◆ WHAT TO DO
Only a number is wanted: the count of lines in this listing that contain "JSON".
-*-*-
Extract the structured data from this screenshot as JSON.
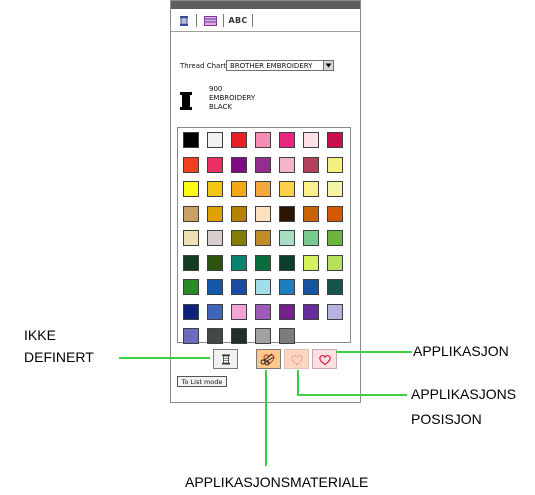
{
  "tabs": [
    {
      "label": "ABC"
    }
  ],
  "thread_chart": {
    "label": "Thread Chart:",
    "value": "BROTHER EMBROIDERY"
  },
  "current_thread": {
    "number": "900",
    "line1": "EMBROIDERY",
    "line2": "BLACK",
    "color": "#000000"
  },
  "swatch_colors": [
    "#000000",
    "#f2f2f2",
    "#e8202a",
    "#f48cb4",
    "#e8287c",
    "#fce0e6",
    "#c8104c",
    "#f0401c",
    "#ec3064",
    "#800a80",
    "#962c8c",
    "#f4b4cc",
    "#b4405c",
    "#f4f080",
    "#fcfc14",
    "#f0c814",
    "#f4a818",
    "#f4a83c",
    "#fcd048",
    "#fcf08c",
    "#f4f4a4",
    "#c8a064",
    "#e0a000",
    "#b48400",
    "#fce0c0",
    "#2c1400",
    "#c86400",
    "#d45800",
    "#ece0b4",
    "#d8cccc",
    "#847c04",
    "#c08c28",
    "#a8dcc4",
    "#78c890",
    "#6cb43c",
    "#143c24",
    "#2c5410",
    "#088470",
    "#086c3c",
    "#0c3c30",
    "#d4f05c",
    "#b4e05c",
    "#2c8828",
    "#1458a8",
    "#1c4ca4",
    "#a4dce8",
    "#1c80c0",
    "#1854a0",
    "#18544c",
    "#0c207c",
    "#4064bc",
    "#f0a4d8",
    "#9c5cb8",
    "#702488",
    "#642c9c",
    "#b4b4dc",
    "#6c6cb8",
    "#404848",
    "#242c2c",
    "#a0a0a0",
    "#7c7c7c"
  ],
  "to_list_label": "To List mode",
  "callouts": {
    "ikke_line1": "IKKE",
    "ikke_line2": "DEFINERT",
    "applikasjon": "APPLIKASJON",
    "pos_line1": "APPLIKASJONS",
    "pos_line2": "POSISJON",
    "materiale": "APPLIKASJONSMATERIALE"
  },
  "colors": {
    "callout_line": "#3ecf3e",
    "panel_border": "#8c8c8c"
  }
}
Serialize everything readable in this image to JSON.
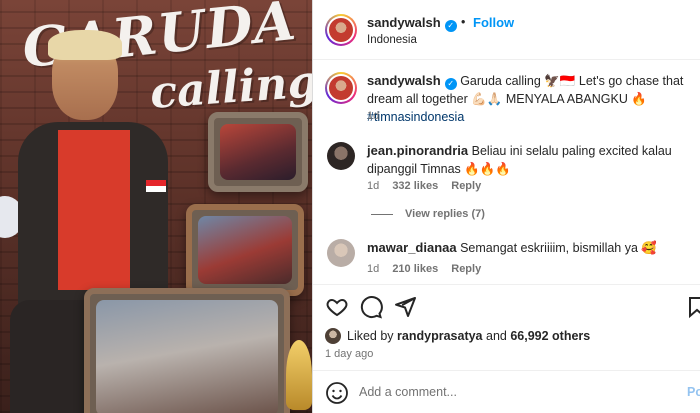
{
  "header": {
    "username": "sandywalsh",
    "follow_label": "Follow",
    "location": "Indonesia",
    "dot": "•"
  },
  "caption": {
    "username": "sandywalsh",
    "text_part1": "Garuda calling 🦅🇮🇩 Let's go chase that dream all together 💪🏻🙏🏻 MENYALA ABANGKU 🔥",
    "hashtag": "#timnasindonesia",
    "time": "1d"
  },
  "comments": [
    {
      "username": "jean.pinorandria",
      "text": "Beliau ini selalu paling excited kalau dipanggil Timnas 🔥🔥🔥",
      "time": "1d",
      "likes": "332 likes",
      "reply_label": "Reply",
      "view_replies": "View replies (7)"
    },
    {
      "username": "mawar_dianaa",
      "text": "Semangat eskriiiim, bismillah ya 🥰",
      "time": "1d",
      "likes": "210 likes",
      "reply_label": "Reply"
    }
  ],
  "likes": {
    "prefix": "Liked by",
    "user": "randyprasatya",
    "conj": "and",
    "others": "66,992 others"
  },
  "date": "1 day ago",
  "add_comment": {
    "placeholder": "Add a comment...",
    "post_label": "Po"
  },
  "photo": {
    "graffiti_line1": "GARUDA",
    "graffiti_line2": "calling"
  },
  "icons": {
    "like": "heart-icon",
    "comment": "comment-icon",
    "share": "share-icon",
    "save": "bookmark-icon",
    "emoji": "emoji-icon",
    "verified": "verified-badge-icon"
  },
  "colors": {
    "accent": "#0095f6",
    "hashtag": "#00376b",
    "muted": "#737373",
    "post_disabled": "#94c3f0"
  }
}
-*-*-
◆ EXERCISE RESPONSE
2